Input data —
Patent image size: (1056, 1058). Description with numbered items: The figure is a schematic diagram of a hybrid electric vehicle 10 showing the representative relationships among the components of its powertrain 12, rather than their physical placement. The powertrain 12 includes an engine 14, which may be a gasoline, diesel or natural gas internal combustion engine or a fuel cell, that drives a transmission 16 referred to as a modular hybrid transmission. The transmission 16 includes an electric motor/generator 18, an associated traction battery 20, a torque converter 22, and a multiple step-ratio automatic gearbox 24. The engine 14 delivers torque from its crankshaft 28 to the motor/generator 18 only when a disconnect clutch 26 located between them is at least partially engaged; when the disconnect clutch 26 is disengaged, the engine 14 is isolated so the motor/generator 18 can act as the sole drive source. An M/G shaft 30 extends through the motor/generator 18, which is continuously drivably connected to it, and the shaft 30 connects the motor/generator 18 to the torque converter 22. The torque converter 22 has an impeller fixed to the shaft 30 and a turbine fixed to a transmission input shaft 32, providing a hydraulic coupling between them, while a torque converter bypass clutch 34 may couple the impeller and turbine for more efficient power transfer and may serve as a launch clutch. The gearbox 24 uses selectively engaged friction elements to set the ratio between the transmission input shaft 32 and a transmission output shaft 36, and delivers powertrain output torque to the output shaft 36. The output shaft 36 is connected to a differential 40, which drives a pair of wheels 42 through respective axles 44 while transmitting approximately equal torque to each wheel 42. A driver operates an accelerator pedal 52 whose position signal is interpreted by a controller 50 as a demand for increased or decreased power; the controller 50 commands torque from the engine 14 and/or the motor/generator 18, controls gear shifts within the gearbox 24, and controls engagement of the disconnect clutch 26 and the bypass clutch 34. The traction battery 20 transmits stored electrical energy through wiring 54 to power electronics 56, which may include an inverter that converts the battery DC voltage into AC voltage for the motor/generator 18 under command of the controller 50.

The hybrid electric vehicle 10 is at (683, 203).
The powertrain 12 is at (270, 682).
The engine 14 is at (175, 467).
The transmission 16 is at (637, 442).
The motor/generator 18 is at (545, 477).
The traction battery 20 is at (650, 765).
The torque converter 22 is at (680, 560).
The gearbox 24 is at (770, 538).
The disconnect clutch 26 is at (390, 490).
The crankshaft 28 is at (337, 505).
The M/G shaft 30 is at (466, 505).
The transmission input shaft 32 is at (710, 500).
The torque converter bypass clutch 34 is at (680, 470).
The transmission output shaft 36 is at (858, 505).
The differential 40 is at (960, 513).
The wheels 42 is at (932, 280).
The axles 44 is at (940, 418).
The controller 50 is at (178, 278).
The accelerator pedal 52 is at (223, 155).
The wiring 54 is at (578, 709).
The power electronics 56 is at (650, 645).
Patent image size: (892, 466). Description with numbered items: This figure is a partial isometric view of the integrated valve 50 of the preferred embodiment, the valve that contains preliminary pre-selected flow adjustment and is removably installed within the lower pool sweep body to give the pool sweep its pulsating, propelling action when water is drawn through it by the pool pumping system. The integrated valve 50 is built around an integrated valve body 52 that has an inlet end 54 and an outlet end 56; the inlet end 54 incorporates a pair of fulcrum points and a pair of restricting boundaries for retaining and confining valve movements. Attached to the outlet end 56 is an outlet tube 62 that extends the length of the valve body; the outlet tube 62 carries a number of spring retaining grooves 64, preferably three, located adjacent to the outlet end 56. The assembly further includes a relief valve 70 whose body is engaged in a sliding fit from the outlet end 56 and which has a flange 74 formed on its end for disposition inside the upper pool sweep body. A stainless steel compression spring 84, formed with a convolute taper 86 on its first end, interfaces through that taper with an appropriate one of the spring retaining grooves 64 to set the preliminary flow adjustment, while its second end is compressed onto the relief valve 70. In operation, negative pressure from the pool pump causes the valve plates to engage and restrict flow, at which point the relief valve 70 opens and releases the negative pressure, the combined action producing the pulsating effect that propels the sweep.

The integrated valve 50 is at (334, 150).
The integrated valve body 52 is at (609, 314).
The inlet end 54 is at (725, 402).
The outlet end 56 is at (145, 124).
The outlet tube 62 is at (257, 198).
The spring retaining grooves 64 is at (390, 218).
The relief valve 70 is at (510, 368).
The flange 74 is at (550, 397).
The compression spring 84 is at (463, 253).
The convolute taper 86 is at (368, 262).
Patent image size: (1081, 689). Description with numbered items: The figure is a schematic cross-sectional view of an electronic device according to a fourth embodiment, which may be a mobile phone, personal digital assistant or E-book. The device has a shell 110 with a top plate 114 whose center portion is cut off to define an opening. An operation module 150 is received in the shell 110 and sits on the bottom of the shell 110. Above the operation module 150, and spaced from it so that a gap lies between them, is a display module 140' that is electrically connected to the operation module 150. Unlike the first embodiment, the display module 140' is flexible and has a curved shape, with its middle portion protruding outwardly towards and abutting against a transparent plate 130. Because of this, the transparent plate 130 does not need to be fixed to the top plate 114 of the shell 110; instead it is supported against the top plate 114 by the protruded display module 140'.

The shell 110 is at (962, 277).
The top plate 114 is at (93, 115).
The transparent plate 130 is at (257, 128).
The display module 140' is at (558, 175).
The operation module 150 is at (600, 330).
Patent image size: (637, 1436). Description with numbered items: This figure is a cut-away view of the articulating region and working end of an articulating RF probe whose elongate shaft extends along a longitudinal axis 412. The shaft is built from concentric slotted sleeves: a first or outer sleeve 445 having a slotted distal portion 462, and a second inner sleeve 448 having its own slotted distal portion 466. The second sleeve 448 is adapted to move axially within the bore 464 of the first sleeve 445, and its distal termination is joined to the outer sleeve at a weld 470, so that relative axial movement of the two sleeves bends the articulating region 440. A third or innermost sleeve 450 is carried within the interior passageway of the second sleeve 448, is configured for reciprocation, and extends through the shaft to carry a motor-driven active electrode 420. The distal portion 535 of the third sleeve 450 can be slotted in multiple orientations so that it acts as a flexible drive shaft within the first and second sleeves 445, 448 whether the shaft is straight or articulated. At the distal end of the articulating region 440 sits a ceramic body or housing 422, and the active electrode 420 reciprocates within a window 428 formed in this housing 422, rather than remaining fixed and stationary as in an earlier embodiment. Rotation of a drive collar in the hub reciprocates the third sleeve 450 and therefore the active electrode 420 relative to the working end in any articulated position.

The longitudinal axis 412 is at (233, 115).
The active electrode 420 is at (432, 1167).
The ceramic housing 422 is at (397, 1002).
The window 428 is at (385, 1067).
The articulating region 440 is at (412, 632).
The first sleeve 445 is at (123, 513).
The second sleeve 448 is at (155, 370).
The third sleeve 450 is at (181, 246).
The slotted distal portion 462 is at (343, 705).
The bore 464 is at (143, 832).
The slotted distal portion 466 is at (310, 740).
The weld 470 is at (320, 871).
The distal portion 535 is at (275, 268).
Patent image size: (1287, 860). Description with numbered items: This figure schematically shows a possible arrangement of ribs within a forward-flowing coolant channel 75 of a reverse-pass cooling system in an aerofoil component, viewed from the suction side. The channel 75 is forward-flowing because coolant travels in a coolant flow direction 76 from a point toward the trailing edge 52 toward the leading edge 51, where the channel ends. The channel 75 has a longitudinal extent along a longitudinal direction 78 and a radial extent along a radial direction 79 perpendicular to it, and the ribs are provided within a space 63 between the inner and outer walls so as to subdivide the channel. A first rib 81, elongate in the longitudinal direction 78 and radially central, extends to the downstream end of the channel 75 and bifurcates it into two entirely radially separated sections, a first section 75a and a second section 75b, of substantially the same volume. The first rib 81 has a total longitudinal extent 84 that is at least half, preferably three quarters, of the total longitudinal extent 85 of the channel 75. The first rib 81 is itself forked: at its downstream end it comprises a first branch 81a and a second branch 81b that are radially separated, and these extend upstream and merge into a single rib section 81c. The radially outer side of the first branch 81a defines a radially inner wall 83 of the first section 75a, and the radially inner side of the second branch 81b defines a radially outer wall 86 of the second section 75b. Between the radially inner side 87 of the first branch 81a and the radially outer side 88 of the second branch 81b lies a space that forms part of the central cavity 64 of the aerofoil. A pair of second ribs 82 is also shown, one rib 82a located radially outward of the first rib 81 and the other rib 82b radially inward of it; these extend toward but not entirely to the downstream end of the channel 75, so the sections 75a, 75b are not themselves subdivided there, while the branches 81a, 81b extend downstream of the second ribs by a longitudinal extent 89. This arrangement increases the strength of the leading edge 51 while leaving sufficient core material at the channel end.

Task goal —
Return, verbatim, everything in the data from the line containing "Patent image size: (637, 1436)." down to the line containing "The distal portion 535 is at (275, 268).", including both of those lines.

Completed exercise —
Patent image size: (637, 1436). Description with numbered items: This figure is a cut-away view of the articulating region and working end of an articulating RF probe whose elongate shaft extends along a longitudinal axis 412. The shaft is built from concentric slotted sleeves: a first or outer sleeve 445 having a slotted distal portion 462, and a second inner sleeve 448 having its own slotted distal portion 466. The second sleeve 448 is adapted to move axially within the bore 464 of the first sleeve 445, and its distal termination is joined to the outer sleeve at a weld 470, so that relative axial movement of the two sleeves bends the articulating region 440. A third or innermost sleeve 450 is carried within the interior passageway of the second sleeve 448, is configured for reciprocation, and extends through the shaft to carry a motor-driven active electrode 420. The distal portion 535 of the third sleeve 450 can be slotted in multiple orientations so that it acts as a flexible drive shaft within the first and second sleeves 445, 448 whether the shaft is straight or articulated. At the distal end of the articulating region 440 sits a ceramic body or housing 422, and the active electrode 420 reciprocates within a window 428 formed in this housing 422, rather than remaining fixed and stationary as in an earlier embodiment. Rotation of a drive collar in the hub reciprocates the third sleeve 450 and therefore the active electrode 420 relative to the working end in any articulated position.

The longitudinal axis 412 is at (233, 115).
The active electrode 420 is at (432, 1167).
The ceramic housing 422 is at (397, 1002).
The window 428 is at (385, 1067).
The articulating region 440 is at (412, 632).
The first sleeve 445 is at (123, 513).
The second sleeve 448 is at (155, 370).
The third sleeve 450 is at (181, 246).
The slotted distal portion 462 is at (343, 705).
The bore 464 is at (143, 832).
The slotted distal portion 466 is at (310, 740).
The weld 470 is at (320, 871).
The distal portion 535 is at (275, 268).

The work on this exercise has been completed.